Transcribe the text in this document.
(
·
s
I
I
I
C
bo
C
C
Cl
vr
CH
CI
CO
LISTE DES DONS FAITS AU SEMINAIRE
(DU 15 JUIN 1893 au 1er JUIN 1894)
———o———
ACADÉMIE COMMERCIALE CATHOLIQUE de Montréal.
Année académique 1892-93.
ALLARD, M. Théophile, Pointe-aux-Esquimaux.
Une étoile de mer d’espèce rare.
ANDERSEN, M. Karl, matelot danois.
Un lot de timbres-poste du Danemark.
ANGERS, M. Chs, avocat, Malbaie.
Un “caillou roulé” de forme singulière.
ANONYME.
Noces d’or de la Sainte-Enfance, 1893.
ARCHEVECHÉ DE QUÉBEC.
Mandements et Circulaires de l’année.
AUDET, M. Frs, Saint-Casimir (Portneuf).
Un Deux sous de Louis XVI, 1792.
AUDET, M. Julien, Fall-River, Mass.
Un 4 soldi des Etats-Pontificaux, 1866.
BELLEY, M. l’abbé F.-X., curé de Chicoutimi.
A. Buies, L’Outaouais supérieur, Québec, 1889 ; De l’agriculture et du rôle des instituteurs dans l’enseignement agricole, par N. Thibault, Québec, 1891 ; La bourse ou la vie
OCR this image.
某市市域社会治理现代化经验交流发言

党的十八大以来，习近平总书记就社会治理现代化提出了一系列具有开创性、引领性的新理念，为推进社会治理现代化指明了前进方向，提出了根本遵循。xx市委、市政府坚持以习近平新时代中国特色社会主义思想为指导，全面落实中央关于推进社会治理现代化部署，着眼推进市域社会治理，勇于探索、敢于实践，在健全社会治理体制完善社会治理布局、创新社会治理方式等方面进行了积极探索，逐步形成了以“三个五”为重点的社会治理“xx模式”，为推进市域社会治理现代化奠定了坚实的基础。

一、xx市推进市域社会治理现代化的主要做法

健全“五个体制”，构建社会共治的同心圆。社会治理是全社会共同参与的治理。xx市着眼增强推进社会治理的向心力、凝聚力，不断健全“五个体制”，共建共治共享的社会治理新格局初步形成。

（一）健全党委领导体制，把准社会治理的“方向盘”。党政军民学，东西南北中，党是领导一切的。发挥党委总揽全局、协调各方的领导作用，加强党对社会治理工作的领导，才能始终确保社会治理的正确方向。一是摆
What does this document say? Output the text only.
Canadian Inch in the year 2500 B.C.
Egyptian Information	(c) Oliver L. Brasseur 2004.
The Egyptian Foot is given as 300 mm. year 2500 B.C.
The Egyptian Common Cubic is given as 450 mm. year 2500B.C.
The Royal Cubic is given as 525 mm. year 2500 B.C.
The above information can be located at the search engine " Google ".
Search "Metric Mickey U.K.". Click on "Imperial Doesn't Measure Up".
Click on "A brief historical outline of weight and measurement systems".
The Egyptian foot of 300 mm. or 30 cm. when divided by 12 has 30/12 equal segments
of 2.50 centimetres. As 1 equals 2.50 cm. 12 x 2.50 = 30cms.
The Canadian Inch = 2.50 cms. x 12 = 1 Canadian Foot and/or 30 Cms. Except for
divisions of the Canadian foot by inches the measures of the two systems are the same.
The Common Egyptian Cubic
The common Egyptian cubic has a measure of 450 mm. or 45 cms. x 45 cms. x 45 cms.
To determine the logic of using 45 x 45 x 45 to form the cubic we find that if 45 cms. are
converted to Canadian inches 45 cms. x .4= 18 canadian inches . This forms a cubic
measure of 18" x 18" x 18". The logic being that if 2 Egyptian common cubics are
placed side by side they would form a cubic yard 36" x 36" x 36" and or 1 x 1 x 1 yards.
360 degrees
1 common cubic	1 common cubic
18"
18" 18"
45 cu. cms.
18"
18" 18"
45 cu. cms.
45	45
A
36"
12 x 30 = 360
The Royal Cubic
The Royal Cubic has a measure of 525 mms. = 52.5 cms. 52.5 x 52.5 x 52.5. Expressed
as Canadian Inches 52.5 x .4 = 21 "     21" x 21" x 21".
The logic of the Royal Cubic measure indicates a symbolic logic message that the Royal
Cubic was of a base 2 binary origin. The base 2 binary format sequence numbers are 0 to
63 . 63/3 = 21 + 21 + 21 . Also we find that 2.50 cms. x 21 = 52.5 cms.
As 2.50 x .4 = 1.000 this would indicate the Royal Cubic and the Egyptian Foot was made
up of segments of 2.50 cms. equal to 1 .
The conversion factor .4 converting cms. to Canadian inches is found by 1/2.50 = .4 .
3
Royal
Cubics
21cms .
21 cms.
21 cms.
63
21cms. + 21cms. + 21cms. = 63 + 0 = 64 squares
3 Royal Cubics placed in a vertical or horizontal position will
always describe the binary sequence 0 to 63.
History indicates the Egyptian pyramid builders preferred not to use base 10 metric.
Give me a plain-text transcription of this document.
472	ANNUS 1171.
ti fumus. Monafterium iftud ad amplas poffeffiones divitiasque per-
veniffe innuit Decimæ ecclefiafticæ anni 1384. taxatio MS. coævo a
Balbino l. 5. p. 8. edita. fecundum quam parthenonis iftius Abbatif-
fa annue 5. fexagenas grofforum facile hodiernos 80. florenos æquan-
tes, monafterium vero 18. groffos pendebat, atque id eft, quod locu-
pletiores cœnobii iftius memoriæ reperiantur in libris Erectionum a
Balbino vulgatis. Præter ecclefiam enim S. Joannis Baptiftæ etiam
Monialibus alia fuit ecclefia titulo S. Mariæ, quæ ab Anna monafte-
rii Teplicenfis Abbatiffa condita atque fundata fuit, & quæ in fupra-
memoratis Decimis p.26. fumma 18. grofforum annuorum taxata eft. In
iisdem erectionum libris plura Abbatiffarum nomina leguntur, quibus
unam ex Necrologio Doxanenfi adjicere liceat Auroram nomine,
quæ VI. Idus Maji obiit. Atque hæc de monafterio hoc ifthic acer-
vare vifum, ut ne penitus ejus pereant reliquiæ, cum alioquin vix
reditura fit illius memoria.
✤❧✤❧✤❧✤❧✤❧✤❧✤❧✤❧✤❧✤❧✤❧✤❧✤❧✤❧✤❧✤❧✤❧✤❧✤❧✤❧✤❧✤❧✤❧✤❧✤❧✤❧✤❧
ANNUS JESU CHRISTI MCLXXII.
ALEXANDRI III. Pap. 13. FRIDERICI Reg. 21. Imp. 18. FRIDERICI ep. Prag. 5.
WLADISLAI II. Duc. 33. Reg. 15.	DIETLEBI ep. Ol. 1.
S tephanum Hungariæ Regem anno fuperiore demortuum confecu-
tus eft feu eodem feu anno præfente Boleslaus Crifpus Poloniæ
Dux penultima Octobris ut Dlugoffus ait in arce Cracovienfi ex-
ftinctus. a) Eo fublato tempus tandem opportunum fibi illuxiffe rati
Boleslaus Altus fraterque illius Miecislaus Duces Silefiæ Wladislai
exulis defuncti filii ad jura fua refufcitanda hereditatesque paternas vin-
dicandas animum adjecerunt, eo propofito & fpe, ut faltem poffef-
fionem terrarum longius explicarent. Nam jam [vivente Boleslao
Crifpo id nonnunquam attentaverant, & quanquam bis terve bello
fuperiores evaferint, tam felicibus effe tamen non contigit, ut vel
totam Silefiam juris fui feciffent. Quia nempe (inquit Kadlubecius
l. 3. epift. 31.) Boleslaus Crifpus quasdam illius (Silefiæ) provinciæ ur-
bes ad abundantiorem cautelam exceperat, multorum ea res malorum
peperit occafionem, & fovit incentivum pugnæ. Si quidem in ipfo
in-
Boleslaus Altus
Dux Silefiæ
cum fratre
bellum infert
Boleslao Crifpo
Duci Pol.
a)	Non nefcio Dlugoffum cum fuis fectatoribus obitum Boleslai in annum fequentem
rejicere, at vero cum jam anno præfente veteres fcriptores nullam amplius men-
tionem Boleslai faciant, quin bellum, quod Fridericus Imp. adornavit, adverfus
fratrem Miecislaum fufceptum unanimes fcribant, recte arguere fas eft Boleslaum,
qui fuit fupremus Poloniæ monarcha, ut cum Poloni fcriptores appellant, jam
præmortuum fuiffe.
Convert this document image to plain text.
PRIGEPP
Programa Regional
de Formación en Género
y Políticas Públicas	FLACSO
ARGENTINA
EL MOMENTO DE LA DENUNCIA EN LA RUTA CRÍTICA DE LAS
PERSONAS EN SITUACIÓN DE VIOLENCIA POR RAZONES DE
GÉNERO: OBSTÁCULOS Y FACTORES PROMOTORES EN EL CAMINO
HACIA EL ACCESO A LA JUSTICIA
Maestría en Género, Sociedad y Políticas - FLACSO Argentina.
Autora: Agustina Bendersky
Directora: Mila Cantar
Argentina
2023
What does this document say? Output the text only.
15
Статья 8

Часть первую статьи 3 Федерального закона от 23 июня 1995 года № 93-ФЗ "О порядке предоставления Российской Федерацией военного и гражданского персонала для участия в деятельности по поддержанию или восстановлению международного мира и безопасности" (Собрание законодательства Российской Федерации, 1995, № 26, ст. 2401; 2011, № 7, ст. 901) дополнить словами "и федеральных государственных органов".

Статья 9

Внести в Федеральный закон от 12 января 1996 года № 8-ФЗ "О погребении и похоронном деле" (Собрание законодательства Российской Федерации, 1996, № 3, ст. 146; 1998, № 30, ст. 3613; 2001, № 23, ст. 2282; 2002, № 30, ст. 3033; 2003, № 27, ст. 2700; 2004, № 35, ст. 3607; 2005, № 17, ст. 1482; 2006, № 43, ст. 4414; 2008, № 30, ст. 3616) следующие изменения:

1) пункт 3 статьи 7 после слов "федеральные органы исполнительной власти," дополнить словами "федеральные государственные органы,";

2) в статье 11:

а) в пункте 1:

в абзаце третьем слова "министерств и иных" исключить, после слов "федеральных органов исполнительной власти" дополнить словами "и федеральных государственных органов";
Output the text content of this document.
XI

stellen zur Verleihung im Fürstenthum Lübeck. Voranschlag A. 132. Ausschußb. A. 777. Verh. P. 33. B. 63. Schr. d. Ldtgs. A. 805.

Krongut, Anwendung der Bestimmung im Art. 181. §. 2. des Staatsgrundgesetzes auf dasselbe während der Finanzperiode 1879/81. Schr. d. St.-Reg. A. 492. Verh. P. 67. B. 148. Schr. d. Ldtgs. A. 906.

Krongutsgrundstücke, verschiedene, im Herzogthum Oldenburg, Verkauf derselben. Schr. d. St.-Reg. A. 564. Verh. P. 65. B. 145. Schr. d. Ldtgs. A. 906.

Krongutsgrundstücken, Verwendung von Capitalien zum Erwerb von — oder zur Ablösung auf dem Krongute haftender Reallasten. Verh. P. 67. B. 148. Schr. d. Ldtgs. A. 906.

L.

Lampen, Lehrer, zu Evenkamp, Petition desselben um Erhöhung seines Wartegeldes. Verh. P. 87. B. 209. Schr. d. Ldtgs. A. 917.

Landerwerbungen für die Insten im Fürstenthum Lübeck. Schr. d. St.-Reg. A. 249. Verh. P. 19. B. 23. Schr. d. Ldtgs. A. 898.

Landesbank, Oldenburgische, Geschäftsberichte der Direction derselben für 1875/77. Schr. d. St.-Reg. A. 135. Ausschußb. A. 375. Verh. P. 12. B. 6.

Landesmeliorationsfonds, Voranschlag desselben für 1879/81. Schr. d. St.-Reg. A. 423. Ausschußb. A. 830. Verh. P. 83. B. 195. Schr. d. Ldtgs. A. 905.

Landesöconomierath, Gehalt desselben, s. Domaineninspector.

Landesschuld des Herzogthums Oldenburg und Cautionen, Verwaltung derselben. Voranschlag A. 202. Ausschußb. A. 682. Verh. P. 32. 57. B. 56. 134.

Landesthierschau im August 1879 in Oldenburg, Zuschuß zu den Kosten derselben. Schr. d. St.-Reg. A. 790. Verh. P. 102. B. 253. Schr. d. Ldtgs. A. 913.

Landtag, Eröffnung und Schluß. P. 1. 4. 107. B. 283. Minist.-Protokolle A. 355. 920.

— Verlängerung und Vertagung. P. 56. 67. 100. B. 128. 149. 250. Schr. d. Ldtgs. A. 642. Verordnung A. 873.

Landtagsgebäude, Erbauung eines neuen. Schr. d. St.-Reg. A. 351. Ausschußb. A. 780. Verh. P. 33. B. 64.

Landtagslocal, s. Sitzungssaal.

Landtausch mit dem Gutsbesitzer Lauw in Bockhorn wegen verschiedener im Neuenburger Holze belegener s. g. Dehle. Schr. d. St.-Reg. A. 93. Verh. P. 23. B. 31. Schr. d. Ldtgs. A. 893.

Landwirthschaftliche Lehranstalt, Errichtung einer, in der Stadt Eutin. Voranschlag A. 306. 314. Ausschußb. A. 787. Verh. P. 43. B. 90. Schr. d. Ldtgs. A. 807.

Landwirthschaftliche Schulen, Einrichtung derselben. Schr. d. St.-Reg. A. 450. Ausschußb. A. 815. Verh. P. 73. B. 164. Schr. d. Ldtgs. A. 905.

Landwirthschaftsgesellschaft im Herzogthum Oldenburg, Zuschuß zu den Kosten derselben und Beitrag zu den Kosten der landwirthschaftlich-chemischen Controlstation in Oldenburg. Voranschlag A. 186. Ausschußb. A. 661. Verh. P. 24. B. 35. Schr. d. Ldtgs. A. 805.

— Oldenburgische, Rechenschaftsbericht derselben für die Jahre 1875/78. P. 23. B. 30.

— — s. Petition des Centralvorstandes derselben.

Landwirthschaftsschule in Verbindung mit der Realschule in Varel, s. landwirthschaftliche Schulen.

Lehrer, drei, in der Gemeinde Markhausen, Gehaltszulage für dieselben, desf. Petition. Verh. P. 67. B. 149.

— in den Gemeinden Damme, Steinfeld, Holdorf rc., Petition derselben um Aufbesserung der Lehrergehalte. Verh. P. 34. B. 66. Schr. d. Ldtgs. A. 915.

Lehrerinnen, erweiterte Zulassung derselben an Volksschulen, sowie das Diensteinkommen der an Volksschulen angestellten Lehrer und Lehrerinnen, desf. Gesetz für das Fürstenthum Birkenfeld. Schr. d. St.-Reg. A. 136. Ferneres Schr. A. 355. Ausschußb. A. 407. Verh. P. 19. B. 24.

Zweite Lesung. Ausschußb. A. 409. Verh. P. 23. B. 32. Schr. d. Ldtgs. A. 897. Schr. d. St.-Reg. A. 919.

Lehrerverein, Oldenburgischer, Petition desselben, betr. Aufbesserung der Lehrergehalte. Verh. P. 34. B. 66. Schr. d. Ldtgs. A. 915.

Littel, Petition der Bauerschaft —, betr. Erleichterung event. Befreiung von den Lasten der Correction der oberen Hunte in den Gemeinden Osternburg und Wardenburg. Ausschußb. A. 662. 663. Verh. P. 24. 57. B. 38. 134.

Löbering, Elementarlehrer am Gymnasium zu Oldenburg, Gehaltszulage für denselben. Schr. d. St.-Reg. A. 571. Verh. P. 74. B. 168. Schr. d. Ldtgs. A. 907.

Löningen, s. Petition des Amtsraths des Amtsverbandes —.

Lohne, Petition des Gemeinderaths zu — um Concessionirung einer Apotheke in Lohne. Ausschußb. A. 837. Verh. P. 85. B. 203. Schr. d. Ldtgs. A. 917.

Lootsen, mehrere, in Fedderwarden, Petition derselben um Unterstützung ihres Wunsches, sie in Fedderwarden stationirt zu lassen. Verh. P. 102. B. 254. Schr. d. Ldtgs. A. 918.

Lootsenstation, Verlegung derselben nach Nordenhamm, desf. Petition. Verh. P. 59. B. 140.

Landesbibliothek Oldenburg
========
Copy each line of the data above that holds "illius".

__Solved problem__.
reditura fit illius memoria.
Boleslaus Altus fraterque illius Miecislaus Duces Silefiæ Wladislai
l. 3. epift. 31.) Boleslaus Crifpus quasdam illius (Silefiæ) provinciæ ur-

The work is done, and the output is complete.